§ Job
Set out every line bearing the string "Output".

§ A block of data
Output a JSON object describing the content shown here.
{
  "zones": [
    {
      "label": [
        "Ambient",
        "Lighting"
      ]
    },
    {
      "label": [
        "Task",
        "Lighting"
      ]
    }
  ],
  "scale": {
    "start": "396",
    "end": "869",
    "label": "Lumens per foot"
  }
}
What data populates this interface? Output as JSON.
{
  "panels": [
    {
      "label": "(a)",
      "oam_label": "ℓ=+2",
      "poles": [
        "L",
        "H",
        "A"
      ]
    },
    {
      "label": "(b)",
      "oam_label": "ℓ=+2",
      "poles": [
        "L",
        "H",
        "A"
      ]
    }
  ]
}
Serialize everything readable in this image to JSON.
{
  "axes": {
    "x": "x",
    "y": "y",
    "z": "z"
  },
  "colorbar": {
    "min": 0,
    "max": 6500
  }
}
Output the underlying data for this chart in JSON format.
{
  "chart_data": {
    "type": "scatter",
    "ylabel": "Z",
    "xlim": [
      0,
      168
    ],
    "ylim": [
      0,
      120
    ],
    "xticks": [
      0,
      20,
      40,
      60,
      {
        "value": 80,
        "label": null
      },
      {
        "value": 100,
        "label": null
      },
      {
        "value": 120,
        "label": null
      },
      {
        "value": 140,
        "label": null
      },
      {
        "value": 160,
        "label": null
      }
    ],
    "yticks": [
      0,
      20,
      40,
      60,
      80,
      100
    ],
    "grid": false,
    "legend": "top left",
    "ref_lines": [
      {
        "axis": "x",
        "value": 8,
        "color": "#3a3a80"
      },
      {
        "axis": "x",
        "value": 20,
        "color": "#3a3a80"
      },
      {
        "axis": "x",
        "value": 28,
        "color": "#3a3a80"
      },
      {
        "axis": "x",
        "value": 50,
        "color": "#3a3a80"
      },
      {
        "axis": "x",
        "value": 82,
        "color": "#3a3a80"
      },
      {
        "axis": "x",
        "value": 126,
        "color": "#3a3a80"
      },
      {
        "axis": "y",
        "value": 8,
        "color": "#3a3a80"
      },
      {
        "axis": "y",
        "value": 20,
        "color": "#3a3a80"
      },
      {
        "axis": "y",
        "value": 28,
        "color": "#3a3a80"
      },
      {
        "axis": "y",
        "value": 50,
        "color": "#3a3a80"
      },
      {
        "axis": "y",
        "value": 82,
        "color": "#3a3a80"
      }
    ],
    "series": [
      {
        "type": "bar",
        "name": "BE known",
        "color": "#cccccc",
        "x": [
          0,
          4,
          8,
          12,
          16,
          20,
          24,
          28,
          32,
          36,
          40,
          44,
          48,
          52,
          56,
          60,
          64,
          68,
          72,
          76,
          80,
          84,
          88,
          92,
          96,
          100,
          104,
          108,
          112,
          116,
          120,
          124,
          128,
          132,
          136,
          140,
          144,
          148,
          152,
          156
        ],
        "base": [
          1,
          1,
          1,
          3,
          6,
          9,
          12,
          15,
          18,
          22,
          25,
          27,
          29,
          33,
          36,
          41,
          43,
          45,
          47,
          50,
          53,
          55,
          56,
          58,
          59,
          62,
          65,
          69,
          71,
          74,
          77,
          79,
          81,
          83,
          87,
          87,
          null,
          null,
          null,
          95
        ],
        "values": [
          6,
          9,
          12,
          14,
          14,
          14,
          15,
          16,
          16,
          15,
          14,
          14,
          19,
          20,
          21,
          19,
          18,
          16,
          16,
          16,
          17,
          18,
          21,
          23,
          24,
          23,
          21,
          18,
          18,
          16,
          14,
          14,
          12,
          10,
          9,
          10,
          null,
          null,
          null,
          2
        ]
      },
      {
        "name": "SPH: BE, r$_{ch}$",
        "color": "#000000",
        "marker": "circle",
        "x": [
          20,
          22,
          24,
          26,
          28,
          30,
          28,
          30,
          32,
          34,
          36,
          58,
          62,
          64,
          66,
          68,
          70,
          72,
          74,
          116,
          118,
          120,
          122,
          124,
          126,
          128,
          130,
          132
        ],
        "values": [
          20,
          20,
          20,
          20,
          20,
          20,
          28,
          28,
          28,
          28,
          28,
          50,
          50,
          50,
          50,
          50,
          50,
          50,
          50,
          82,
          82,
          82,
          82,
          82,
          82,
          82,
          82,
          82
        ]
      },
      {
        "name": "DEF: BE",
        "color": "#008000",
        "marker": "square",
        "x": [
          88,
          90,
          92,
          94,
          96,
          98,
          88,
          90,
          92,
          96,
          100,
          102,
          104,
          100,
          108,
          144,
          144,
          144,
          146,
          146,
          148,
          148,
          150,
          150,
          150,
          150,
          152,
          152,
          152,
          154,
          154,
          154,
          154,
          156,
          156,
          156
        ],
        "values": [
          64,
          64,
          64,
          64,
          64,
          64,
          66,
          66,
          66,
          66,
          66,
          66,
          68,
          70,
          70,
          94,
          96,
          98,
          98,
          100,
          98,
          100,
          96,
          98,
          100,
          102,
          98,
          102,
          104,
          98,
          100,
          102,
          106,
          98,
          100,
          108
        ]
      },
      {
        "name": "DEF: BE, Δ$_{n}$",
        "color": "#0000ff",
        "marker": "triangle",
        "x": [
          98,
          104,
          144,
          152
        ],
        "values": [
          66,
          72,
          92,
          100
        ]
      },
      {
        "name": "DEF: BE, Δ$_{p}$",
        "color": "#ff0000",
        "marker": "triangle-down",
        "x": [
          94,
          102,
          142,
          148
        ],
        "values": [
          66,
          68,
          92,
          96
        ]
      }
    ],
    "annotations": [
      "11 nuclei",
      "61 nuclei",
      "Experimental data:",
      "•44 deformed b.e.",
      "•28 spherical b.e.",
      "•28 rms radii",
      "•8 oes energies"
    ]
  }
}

§ Exercise result
Output a JSON object describing the content shown here.
What data populates this interface? Output as JSON.
Output the underlying data for this chart in JSON format.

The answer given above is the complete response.